Data items
+--
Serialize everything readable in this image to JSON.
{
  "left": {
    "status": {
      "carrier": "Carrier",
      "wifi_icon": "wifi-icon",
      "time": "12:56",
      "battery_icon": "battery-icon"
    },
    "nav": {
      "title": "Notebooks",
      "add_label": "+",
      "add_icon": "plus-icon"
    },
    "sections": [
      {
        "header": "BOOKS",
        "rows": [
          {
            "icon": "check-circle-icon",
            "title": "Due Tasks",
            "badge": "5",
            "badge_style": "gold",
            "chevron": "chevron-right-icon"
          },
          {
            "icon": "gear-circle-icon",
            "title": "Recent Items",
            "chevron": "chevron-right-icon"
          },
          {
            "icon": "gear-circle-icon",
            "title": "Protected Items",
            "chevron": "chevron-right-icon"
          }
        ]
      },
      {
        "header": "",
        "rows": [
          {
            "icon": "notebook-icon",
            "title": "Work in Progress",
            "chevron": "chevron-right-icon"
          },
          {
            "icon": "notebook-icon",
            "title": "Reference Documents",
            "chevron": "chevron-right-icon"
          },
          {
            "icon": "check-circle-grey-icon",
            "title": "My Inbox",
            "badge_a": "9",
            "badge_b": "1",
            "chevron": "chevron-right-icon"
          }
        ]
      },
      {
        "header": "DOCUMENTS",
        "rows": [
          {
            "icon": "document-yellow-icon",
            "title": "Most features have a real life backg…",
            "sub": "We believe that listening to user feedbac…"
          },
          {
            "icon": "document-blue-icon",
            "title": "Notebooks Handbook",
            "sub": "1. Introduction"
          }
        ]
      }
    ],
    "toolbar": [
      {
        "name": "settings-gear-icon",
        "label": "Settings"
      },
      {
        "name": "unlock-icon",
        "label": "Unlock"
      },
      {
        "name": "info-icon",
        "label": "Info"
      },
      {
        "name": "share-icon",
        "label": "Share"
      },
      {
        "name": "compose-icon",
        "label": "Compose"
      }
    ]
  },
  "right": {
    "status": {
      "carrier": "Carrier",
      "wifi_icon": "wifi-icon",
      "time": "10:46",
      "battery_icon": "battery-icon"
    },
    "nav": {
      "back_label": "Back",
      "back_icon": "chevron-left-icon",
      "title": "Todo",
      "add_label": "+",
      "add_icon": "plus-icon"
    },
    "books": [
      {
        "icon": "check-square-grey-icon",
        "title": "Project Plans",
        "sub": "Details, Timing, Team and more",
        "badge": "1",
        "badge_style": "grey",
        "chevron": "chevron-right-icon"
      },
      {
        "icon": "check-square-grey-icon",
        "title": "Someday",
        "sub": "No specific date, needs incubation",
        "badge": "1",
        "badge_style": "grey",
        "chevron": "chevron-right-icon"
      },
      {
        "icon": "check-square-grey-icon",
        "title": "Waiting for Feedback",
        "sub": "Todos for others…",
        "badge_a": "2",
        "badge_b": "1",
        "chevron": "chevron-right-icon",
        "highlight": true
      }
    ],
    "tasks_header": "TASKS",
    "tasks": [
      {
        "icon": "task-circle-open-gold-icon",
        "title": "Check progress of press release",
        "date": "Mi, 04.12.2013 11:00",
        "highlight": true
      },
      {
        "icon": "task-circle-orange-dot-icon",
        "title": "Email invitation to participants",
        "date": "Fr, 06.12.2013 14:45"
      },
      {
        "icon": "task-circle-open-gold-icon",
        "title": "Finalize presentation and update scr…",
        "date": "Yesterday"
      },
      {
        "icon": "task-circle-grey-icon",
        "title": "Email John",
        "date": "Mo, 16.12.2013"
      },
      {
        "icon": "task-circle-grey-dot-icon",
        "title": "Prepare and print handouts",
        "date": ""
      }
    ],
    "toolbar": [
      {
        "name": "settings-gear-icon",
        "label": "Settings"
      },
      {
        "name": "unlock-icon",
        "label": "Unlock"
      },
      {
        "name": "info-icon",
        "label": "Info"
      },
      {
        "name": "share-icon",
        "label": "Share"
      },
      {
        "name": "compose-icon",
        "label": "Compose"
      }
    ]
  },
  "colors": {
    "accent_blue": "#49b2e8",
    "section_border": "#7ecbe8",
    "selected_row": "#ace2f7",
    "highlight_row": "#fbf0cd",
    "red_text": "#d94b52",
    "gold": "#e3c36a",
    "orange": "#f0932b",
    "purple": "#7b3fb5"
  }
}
+--
Your goal:
Restate every record exactly, leaving nothing out.

Solution to this task:
Serialize everything readable in this image to JSON.
{
  "left": {
    "status": {
      "carrier": "Carrier",
      "wifi_icon": "wifi-icon",
      "time": "12:56",
      "battery_icon": "battery-icon"
    },
    "nav": {
      "title": "Notebooks",
      "add_label": "+",
      "add_icon": "plus-icon"
    },
    "sections": [
      {
        "header": "BOOKS",
        "rows": [
          {
            "icon": "check-circle-icon",
            "title": "Due Tasks",
            "badge": "5",
            "badge_style": "gold",
            "chevron": "chevron-right-icon"
          },
          {
            "icon": "gear-circle-icon",
            "title": "Recent Items",
            "chevron": "chevron-right-icon"
          },
          {
            "icon": "gear-circle-icon",
            "title": "Protected Items",
            "chevron": "chevron-right-icon"
          }
        ]
      },
      {
        "header": "",
        "rows": [
          {
            "icon": "notebook-icon",
            "title": "Work in Progress",
            "chevron": "chevron-right-icon"
          },
          {
            "icon": "notebook-icon",
            "title": "Reference Documents",
            "chevron": "chevron-right-icon"
          },
          {
            "icon": "check-circle-grey-icon",
            "title": "My Inbox",
            "badge_a": "9",
            "badge_b": "1",
            "chevron": "chevron-right-icon"
          }
        ]
      },
      {
        "header": "DOCUMENTS",
        "rows": [
          {
            "icon": "document-yellow-icon",
            "title": "Most features have a real life backg…",
            "sub": "We believe that listening to user feedbac…"
          },
          {
            "icon": "document-blue-icon",
            "title": "Notebooks Handbook",
            "sub": "1. Introduction"
          }
        ]
      }
    ],
    "toolbar": [
      {
        "name": "settings-gear-icon",
        "label": "Settings"
      },
      {
        "name": "unlock-icon",
        "label": "Unlock"
      },
      {
        "name": "info-icon",
        "label": "Info"
      },
      {
        "name": "share-icon",
        "label": "Share"
      },
      {
        "name": "compose-icon",
        "label": "Compose"
      }
    ]
  },
  "right": {
    "status": {
      "carrier": "Carrier",
      "wifi_icon": "wifi-icon",
      "time": "10:46",
      "battery_icon": "battery-icon"
    },
    "nav": {
      "back_label": "Back",
      "back_icon": "chevron-left-icon",
      "title": "Todo",
      "add_label": "+",
      "add_icon": "plus-icon"
    },
    "books": [
      {
        "icon": "check-square-grey-icon",
        "title": "Project Plans",
        "sub": "Details, Timing, Team and more",
        "badge": "1",
        "badge_style": "grey",
        "chevron": "chevron-right-icon"
      },
      {
        "icon": "check-square-grey-icon",
        "title": "Someday",
        "sub": "No specific date, needs incubation",
        "badge": "1",
        "badge_style": "grey",
        "chevron": "chevron-right-icon"
      },
      {
        "icon": "check-square-grey-icon",
        "title": "Waiting for Feedback",
        "sub": "Todos for others…",
        "badge_a": "2",
        "badge_b": "1",
        "chevron": "chevron-right-icon",
        "highlight": true
      }
    ],
    "tasks_header": "TASKS",
    "tasks": [
      {
        "icon": "task-circle-open-gold-icon",
        "title": "Check progress of press release",
        "date": "Mi, 04.12.2013 11:00",
        "highlight": true
      },
      {
        "icon": "task-circle-orange-dot-icon",
        "title": "Email invitation to participants",
        "date": "Fr, 06.12.2013 14:45"
      },
      {
        "icon": "task-circle-open-gold-icon",
        "title": "Finalize presentation and update scr…",
        "date": "Yesterday"
      },
      {
        "icon": "task-circle-grey-icon",
        "title": "Email John",
        "date": "Mo, 16.12.2013"
      },
      {
        "icon": "task-circle-grey-dot-icon",
        "title": "Prepare and print handouts",
        "date": ""
      }
    ],
    "toolbar": [
      {
        "name": "settings-gear-icon",
        "label": "Settings"
      },
      {
        "name": "unlock-icon",
        "label": "Unlock"
      },
      {
        "name": "info-icon",
        "label": "Info"
      },
      {
        "name": "share-icon",
        "label": "Share"
      },
      {
        "name": "compose-icon",
        "label": "Compose"
      }
    ]
  },
  "colors": {
    "accent_blue": "#49b2e8",
    "section_border": "#7ecbe8",
    "selected_row": "#ace2f7",
    "highlight_row": "#fbf0cd",
    "red_text": "#d94b52",
    "gold": "#e3c36a",
    "orange": "#f0932b",
    "purple": "#7b3fb5"
  }
}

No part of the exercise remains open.